----- Supplied records -----

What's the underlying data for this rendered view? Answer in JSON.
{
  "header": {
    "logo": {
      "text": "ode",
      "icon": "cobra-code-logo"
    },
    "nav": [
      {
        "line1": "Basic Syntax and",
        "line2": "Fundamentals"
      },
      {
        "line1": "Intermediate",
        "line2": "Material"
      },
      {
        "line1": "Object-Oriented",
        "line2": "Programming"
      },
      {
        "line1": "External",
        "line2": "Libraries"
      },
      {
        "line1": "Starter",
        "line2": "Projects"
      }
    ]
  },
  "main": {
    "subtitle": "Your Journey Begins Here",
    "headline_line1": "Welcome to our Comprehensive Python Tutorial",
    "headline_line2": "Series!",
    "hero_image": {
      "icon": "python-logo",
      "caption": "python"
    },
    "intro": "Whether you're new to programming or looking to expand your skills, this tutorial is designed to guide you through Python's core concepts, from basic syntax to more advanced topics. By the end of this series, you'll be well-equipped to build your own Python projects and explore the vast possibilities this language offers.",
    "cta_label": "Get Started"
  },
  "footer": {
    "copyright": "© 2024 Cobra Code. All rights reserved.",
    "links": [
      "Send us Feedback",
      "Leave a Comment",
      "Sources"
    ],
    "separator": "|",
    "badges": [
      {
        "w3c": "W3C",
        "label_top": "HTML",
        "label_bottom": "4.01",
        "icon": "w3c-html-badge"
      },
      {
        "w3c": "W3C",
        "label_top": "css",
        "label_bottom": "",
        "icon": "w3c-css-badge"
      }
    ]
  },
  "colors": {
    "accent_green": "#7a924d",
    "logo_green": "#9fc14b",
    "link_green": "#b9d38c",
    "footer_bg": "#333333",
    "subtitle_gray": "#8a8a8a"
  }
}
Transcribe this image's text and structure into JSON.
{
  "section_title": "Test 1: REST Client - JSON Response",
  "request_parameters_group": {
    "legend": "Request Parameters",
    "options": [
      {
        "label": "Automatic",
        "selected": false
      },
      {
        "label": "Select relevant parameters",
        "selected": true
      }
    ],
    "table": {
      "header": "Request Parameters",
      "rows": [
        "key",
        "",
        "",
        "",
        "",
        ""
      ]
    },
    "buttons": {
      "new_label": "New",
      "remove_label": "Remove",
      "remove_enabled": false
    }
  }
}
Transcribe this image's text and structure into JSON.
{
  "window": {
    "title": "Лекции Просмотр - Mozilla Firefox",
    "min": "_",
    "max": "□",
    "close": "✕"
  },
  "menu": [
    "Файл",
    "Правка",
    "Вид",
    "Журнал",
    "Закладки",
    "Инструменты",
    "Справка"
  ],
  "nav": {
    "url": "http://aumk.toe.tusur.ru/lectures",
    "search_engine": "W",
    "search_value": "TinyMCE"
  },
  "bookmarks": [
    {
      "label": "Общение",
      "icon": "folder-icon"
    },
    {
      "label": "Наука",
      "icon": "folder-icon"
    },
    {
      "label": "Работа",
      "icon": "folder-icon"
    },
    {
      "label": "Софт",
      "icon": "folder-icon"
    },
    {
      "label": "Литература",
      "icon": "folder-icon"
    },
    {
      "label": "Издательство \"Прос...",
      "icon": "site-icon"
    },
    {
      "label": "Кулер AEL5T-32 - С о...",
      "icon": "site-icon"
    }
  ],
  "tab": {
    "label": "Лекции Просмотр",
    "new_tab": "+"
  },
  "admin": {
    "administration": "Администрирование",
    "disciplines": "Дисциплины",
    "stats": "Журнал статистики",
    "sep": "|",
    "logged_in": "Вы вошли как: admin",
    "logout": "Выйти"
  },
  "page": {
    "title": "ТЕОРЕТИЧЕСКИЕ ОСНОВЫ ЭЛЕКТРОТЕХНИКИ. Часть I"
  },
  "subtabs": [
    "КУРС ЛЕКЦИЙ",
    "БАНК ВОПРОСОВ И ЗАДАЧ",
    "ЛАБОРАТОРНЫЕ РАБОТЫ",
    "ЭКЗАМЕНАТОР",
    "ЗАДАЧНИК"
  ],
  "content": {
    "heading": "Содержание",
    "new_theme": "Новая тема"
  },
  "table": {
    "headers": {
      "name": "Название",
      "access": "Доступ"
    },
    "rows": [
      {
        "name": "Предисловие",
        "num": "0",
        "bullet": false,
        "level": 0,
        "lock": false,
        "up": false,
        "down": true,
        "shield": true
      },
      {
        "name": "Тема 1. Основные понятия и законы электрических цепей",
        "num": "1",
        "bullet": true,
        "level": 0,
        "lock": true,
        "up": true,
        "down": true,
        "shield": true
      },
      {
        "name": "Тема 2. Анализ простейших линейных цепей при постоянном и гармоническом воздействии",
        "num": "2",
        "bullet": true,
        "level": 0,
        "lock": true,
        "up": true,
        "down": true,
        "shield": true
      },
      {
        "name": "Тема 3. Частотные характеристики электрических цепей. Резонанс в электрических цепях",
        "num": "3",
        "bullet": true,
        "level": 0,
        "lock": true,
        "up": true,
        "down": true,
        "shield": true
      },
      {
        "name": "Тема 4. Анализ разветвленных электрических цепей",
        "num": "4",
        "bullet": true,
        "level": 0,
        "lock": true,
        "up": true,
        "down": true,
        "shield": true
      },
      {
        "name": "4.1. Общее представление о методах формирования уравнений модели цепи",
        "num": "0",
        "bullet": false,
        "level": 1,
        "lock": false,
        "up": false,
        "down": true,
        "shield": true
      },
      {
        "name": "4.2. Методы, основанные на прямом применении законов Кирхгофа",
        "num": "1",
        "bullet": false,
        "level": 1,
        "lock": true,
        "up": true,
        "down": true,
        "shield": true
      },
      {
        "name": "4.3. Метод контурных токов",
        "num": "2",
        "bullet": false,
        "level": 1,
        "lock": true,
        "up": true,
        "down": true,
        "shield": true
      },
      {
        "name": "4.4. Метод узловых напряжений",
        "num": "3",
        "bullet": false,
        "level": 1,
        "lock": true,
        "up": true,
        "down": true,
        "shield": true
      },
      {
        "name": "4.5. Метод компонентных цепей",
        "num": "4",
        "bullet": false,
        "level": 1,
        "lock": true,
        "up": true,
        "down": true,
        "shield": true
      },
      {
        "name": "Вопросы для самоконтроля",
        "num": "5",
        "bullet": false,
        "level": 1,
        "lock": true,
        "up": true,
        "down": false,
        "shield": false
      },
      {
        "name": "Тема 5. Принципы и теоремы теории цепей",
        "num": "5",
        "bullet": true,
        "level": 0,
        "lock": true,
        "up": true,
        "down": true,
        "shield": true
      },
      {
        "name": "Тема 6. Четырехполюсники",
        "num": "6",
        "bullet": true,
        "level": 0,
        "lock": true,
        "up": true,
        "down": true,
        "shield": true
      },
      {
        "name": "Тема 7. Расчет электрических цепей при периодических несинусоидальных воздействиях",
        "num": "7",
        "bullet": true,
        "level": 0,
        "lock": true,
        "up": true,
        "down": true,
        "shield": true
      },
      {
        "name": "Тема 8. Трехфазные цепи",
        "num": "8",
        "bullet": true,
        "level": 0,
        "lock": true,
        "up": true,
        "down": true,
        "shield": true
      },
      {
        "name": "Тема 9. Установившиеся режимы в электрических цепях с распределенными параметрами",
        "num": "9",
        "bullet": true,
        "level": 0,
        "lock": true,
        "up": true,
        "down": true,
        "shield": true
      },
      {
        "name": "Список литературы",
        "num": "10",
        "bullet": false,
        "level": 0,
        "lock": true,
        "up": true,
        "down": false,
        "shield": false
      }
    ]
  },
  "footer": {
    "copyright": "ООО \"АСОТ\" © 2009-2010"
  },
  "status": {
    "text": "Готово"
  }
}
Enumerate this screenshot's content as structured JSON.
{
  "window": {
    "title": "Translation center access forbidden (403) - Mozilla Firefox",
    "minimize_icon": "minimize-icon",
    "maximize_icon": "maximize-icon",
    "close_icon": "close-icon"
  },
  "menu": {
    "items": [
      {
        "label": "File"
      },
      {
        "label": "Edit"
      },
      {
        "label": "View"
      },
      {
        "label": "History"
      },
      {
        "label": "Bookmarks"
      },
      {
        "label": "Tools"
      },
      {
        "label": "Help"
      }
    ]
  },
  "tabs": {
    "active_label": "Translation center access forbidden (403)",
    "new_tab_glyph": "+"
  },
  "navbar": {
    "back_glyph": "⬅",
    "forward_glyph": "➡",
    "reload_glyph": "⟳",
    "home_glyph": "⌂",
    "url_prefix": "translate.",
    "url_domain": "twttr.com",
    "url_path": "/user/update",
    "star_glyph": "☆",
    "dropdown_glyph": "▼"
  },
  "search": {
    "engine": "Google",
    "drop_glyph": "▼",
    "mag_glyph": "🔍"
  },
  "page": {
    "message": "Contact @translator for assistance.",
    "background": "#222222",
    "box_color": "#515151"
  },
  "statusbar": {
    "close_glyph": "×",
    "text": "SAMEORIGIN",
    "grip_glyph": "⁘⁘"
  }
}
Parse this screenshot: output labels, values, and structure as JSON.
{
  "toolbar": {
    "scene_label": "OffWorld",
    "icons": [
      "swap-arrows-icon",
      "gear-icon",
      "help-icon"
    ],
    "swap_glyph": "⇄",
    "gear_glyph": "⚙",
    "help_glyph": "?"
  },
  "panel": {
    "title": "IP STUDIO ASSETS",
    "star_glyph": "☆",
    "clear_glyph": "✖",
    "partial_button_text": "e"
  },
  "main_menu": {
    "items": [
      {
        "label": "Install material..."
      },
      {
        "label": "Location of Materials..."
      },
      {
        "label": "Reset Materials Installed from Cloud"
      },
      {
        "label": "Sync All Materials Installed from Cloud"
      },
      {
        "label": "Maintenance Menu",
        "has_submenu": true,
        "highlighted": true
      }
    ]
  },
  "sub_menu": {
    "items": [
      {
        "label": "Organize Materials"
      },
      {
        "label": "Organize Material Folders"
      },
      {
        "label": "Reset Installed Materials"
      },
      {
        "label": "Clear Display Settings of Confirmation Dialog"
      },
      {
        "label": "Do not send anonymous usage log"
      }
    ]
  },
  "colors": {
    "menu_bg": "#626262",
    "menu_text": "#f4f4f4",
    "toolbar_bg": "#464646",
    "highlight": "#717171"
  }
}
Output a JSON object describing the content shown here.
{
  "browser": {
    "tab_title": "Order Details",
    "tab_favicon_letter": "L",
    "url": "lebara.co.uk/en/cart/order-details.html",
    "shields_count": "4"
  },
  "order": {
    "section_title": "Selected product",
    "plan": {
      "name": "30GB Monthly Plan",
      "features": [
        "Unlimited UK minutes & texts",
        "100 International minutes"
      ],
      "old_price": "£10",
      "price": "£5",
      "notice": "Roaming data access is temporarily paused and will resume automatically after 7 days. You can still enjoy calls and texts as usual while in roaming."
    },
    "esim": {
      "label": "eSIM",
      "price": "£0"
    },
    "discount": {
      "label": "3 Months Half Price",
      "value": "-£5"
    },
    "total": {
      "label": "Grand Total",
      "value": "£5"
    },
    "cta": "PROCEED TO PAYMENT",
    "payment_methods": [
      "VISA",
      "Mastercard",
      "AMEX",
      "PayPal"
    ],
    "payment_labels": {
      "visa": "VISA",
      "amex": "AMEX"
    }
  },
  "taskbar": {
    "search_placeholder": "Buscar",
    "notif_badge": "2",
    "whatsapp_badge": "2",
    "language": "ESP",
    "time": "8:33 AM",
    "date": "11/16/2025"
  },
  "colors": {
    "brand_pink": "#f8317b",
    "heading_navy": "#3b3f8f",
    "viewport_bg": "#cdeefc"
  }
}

-----

What the exercise asks = Pull out all lines from the listing that contain the string "forbidden".

Output below =
    "title": "Translation center access forbidden (403) - Mozilla Firefox",
    "active_label": "Translation center access forbidden (403)",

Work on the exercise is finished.